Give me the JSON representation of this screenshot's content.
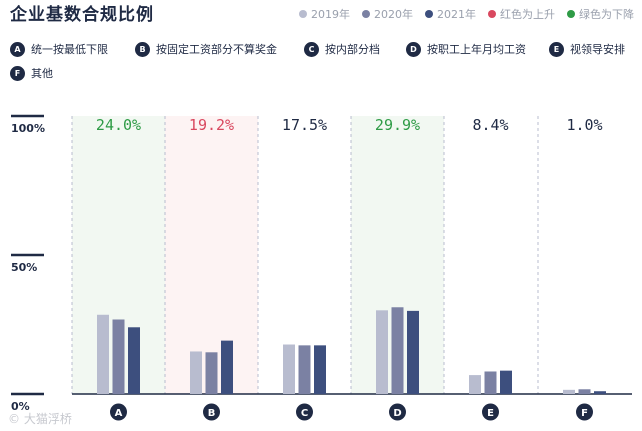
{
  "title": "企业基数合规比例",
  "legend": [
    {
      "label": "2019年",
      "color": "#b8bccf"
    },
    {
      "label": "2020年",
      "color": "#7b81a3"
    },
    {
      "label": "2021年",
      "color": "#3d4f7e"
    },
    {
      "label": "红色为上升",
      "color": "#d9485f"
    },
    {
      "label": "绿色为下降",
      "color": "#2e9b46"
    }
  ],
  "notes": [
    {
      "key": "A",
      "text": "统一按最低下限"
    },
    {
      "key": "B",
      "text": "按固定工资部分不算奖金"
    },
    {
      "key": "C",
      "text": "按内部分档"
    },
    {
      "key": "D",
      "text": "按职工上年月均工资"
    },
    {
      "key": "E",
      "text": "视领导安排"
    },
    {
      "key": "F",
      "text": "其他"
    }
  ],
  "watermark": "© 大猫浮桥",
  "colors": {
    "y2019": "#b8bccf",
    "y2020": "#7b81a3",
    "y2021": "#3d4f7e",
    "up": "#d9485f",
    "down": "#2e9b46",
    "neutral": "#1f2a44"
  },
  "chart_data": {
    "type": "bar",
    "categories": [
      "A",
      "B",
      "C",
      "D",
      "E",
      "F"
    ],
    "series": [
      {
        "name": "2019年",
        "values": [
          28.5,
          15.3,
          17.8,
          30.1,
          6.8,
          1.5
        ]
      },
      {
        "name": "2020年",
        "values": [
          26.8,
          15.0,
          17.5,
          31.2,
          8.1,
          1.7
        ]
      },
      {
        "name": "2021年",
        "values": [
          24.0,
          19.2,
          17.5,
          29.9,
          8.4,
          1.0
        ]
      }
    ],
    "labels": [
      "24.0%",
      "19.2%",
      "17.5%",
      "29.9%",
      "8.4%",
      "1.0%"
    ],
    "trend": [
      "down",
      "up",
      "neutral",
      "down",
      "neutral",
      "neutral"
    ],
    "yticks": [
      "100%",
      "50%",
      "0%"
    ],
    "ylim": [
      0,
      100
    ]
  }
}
□ □ □ □ □ □ □
GOAL ::
Repeat the material exactly as it reads, without any of its pictures.

RESULT ::
Give me the JSON representation of this screenshot's content.
{
  "title": "企业基数合规比例",
  "legend": [
    {
      "label": "2019年",
      "color": "#b8bccf"
    },
    {
      "label": "2020年",
      "color": "#7b81a3"
    },
    {
      "label": "2021年",
      "color": "#3d4f7e"
    },
    {
      "label": "红色为上升",
      "color": "#d9485f"
    },
    {
      "label": "绿色为下降",
      "color": "#2e9b46"
    }
  ],
  "notes": [
    {
      "key": "A",
      "text": "统一按最低下限"
    },
    {
      "key": "B",
      "text": "按固定工资部分不算奖金"
    },
    {
      "key": "C",
      "text": "按内部分档"
    },
    {
      "key": "D",
      "text": "按职工上年月均工资"
    },
    {
      "key": "E",
      "text": "视领导安排"
    },
    {
      "key": "F",
      "text": "其他"
    }
  ],
  "watermark": "© 大猫浮桥",
  "colors": {
    "y2019": "#b8bccf",
    "y2020": "#7b81a3",
    "y2021": "#3d4f7e",
    "up": "#d9485f",
    "down": "#2e9b46",
    "neutral": "#1f2a44"
  },
  "chart_data": {
    "type": "bar",
    "categories": [
      "A",
      "B",
      "C",
      "D",
      "E",
      "F"
    ],
    "series": [
      {
        "name": "2019年",
        "values": [
          28.5,
          15.3,
          17.8,
          30.1,
          6.8,
          1.5
        ]
      },
      {
        "name": "2020年",
        "values": [
          26.8,
          15.0,
          17.5,
          31.2,
          8.1,
          1.7
        ]
      },
      {
        "name": "2021年",
        "values": [
          24.0,
          19.2,
          17.5,
          29.9,
          8.4,
          1.0
        ]
      }
    ],
    "labels": [
      "24.0%",
      "19.2%",
      "17.5%",
      "29.9%",
      "8.4%",
      "1.0%"
    ],
    "trend": [
      "down",
      "up",
      "neutral",
      "down",
      "neutral",
      "neutral"
    ],
    "yticks": [
      "100%",
      "50%",
      "0%"
    ],
    "ylim": [
      0,
      100
    ]
  }
}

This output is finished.